Dataset excerpts>
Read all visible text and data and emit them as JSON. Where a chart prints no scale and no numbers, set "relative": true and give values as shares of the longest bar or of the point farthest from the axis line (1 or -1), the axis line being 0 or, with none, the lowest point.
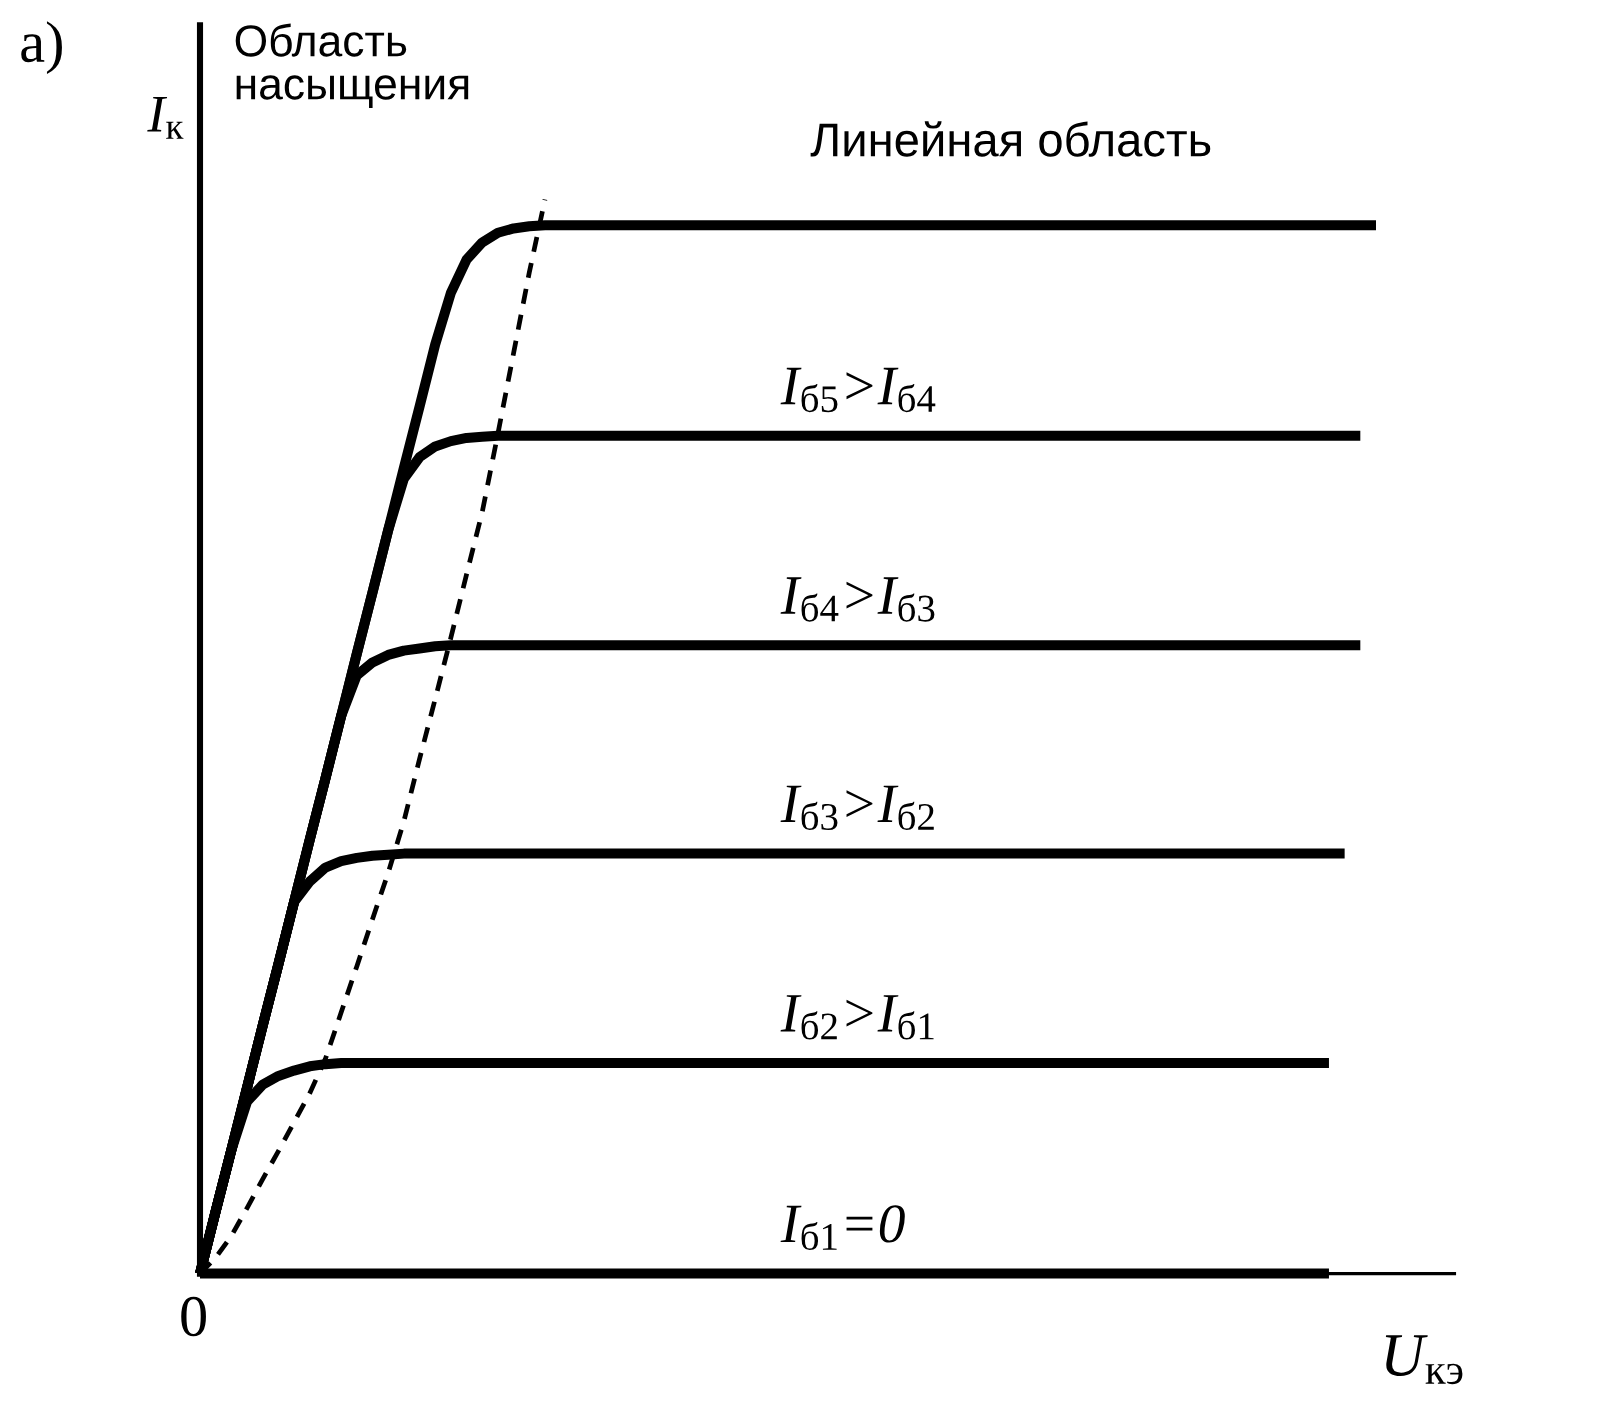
{
  "chart_data": {
    "type": "line",
    "relative": true,
    "xlabel": "U$_{кэ}$",
    "ylabel": "I$_{к}$",
    "tick_labels": false,
    "line_style": "solid",
    "annotations": [
      "а)",
      "Область\nнасыщения",
      "Линейная область",
      "0"
    ],
    "categories": [
      null,
      null,
      null,
      null,
      null,
      null,
      null,
      null,
      null,
      null,
      null,
      null,
      null,
      null,
      null,
      null,
      null,
      null,
      null,
      null,
      null,
      null,
      null,
      null,
      null,
      null,
      null,
      null,
      null,
      null,
      null,
      null,
      null,
      null,
      null,
      null,
      null,
      null,
      null,
      null,
      null,
      null,
      null,
      null,
      null,
      null,
      null,
      null,
      null,
      null,
      null,
      null,
      null,
      null,
      null,
      null,
      null,
      null,
      null,
      null,
      null,
      null,
      null,
      null,
      null,
      null,
      null,
      null,
      null,
      null,
      null,
      null,
      null,
      null,
      null,
      null,
      null,
      null,
      null,
      null,
      null
    ],
    "series": [
      {
        "color": "#000000",
        "values": [
          0,
          0.058,
          0.115,
          0.173,
          0.231,
          0.288,
          0.346,
          0.404,
          0.461,
          0.519,
          0.577,
          0.634,
          0.692,
          0.75,
          0.807,
          0.865,
          0.913,
          0.944,
          0.96,
          0.969,
          0.973,
          0.975,
          0.976,
          0.976,
          0.976,
          0.976,
          0.976,
          0.976,
          0.976,
          0.976,
          0.976,
          0.976,
          0.976,
          0.976,
          0.976,
          0.976,
          0.976,
          0.976,
          0.976,
          0.976,
          0.976,
          0.976,
          0.976,
          0.976,
          0.976,
          0.976,
          0.976,
          0.976,
          0.976,
          0.976,
          0.976,
          0.976,
          0.976,
          0.976,
          0.976,
          0.976,
          0.976,
          0.976,
          0.976,
          0.976,
          0.976,
          0.976,
          0.976,
          0.976,
          0.976,
          0.976,
          0.976,
          0.976,
          0.976,
          0.976,
          0.976,
          0.976,
          0.976,
          0.976,
          0.976,
          0.976,
          null,
          null,
          null,
          null,
          null
        ]
      },
      {
        "name": "I$_{б5}$>I$_{б4}$",
        "color": "#000000",
        "values": [
          0,
          0.058,
          0.115,
          0.173,
          0.231,
          0.288,
          0.346,
          0.404,
          0.461,
          0.519,
          0.577,
          0.634,
          0.692,
          0.74,
          0.76,
          0.77,
          0.775,
          0.778,
          0.779,
          0.78,
          0.78,
          0.78,
          0.78,
          0.78,
          0.78,
          0.78,
          0.78,
          0.78,
          0.78,
          0.78,
          0.78,
          0.78,
          0.78,
          0.78,
          0.78,
          0.78,
          0.78,
          0.78,
          0.78,
          0.78,
          0.78,
          0.78,
          0.78,
          0.78,
          0.78,
          0.78,
          0.78,
          0.78,
          0.78,
          0.78,
          0.78,
          0.78,
          0.78,
          0.78,
          0.78,
          0.78,
          0.78,
          0.78,
          0.78,
          0.78,
          0.78,
          0.78,
          0.78,
          0.78,
          0.78,
          0.78,
          0.78,
          0.78,
          0.78,
          0.78,
          0.78,
          0.78,
          0.78,
          0.78,
          0.78,
          null,
          null,
          null,
          null,
          null,
          null
        ]
      },
      {
        "name": "I$_{б4}$>I$_{б3}$",
        "color": "#000000",
        "values": [
          0,
          0.058,
          0.115,
          0.173,
          0.231,
          0.288,
          0.346,
          0.404,
          0.461,
          0.519,
          0.557,
          0.569,
          0.576,
          0.58,
          0.582,
          0.584,
          0.585,
          0.585,
          0.585,
          0.585,
          0.585,
          0.585,
          0.585,
          0.585,
          0.585,
          0.585,
          0.585,
          0.585,
          0.585,
          0.585,
          0.585,
          0.585,
          0.585,
          0.585,
          0.585,
          0.585,
          0.585,
          0.585,
          0.585,
          0.585,
          0.585,
          0.585,
          0.585,
          0.585,
          0.585,
          0.585,
          0.585,
          0.585,
          0.585,
          0.585,
          0.585,
          0.585,
          0.585,
          0.585,
          0.585,
          0.585,
          0.585,
          0.585,
          0.585,
          0.585,
          0.585,
          0.585,
          0.585,
          0.585,
          0.585,
          0.585,
          0.585,
          0.585,
          0.585,
          0.585,
          0.585,
          0.585,
          0.585,
          0.585,
          0.585,
          null,
          null,
          null,
          null,
          null,
          null
        ]
      },
      {
        "name": "I$_{б3}$>I$_{б2}$",
        "color": "#000000",
        "values": [
          0,
          0.058,
          0.115,
          0.173,
          0.231,
          0.288,
          0.346,
          0.365,
          0.378,
          0.384,
          0.387,
          0.389,
          0.39,
          0.391,
          0.391,
          0.391,
          0.391,
          0.391,
          0.391,
          0.391,
          0.391,
          0.391,
          0.391,
          0.391,
          0.391,
          0.391,
          0.391,
          0.391,
          0.391,
          0.391,
          0.391,
          0.391,
          0.391,
          0.391,
          0.391,
          0.391,
          0.391,
          0.391,
          0.391,
          0.391,
          0.391,
          0.391,
          0.391,
          0.391,
          0.391,
          0.391,
          0.391,
          0.391,
          0.391,
          0.391,
          0.391,
          0.391,
          0.391,
          0.391,
          0.391,
          0.391,
          0.391,
          0.391,
          0.391,
          0.391,
          0.391,
          0.391,
          0.391,
          0.391,
          0.391,
          0.391,
          0.391,
          0.391,
          0.391,
          0.391,
          0.391,
          0.391,
          0.391,
          0.391,
          null,
          null,
          null,
          null,
          null,
          null,
          null
        ]
      },
      {
        "name": "I$_{б2}$>I$_{б1}$",
        "color": "#000000",
        "values": [
          0,
          0.058,
          0.115,
          0.16,
          0.176,
          0.184,
          0.189,
          0.193,
          0.195,
          0.196,
          0.196,
          0.196,
          0.196,
          0.196,
          0.196,
          0.196,
          0.196,
          0.196,
          0.196,
          0.196,
          0.196,
          0.196,
          0.196,
          0.196,
          0.196,
          0.196,
          0.196,
          0.196,
          0.196,
          0.196,
          0.196,
          0.196,
          0.196,
          0.196,
          0.196,
          0.196,
          0.196,
          0.196,
          0.196,
          0.196,
          0.196,
          0.196,
          0.196,
          0.196,
          0.196,
          0.196,
          0.196,
          0.196,
          0.196,
          0.196,
          0.196,
          0.196,
          0.196,
          0.196,
          0.196,
          0.196,
          0.196,
          0.196,
          0.196,
          0.196,
          0.196,
          0.196,
          0.196,
          0.196,
          0.196,
          0.196,
          0.196,
          0.196,
          0.196,
          0.196,
          0.196,
          0.196,
          0.196,
          null,
          null,
          null,
          null,
          null,
          null,
          null,
          null
        ]
      },
      {
        "name": "I$_{б1}$=0",
        "color": "#000000",
        "values": [
          0,
          0,
          0,
          0,
          0,
          0,
          0,
          0,
          0,
          0,
          0,
          0,
          0,
          0,
          0,
          0,
          0,
          0,
          0,
          0,
          0,
          0,
          0,
          0,
          0,
          0,
          0,
          0,
          0,
          0,
          0,
          0,
          0,
          0,
          0,
          0,
          0,
          0,
          0,
          0,
          0,
          0,
          0,
          0,
          0,
          0,
          0,
          0,
          0,
          0,
          0,
          0,
          0,
          0,
          0,
          0,
          0,
          0,
          0,
          0,
          0,
          0,
          0,
          0,
          0,
          0,
          0,
          0,
          0,
          0,
          0,
          0,
          0,
          null,
          null,
          null,
          null,
          null,
          null,
          null,
          null
        ]
      },
      {
        "color": "#000000",
        "line_style": "dashed",
        "values": [
          0,
          0.015,
          0.035,
          0.061,
          0.088,
          0.114,
          0.141,
          0.168,
          0.2,
          0.243,
          0.286,
          0.33,
          0.373,
          0.421,
          0.479,
          0.535,
          0.592,
          0.651,
          0.709,
          0.782,
          0.857,
          0.932,
          1.0,
          null,
          null,
          null,
          null,
          null,
          null,
          null,
          null,
          null,
          null,
          null,
          null,
          null,
          null,
          null,
          null,
          null,
          null,
          null,
          null,
          null,
          null,
          null,
          null,
          null,
          null,
          null,
          null,
          null,
          null,
          null,
          null,
          null,
          null,
          null,
          null,
          null,
          null,
          null,
          null,
          null,
          null,
          null,
          null,
          null,
          null,
          null,
          null,
          null,
          null,
          null,
          null,
          null,
          null,
          null,
          null,
          null,
          null
        ]
      }
    ]
  }
}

Exercise goal> Lines that include the word "true" are to be extracted from the data above.

Problem solution>
Read all visible text and data and emit them as JSON. Where a chart prints no scale and no numbers, set "relative": true and give values as shares of the longest bar or of the point farthest from the axis line (1 or -1), the axis line being 0 or, with none, the lowest point.
    "relative": true,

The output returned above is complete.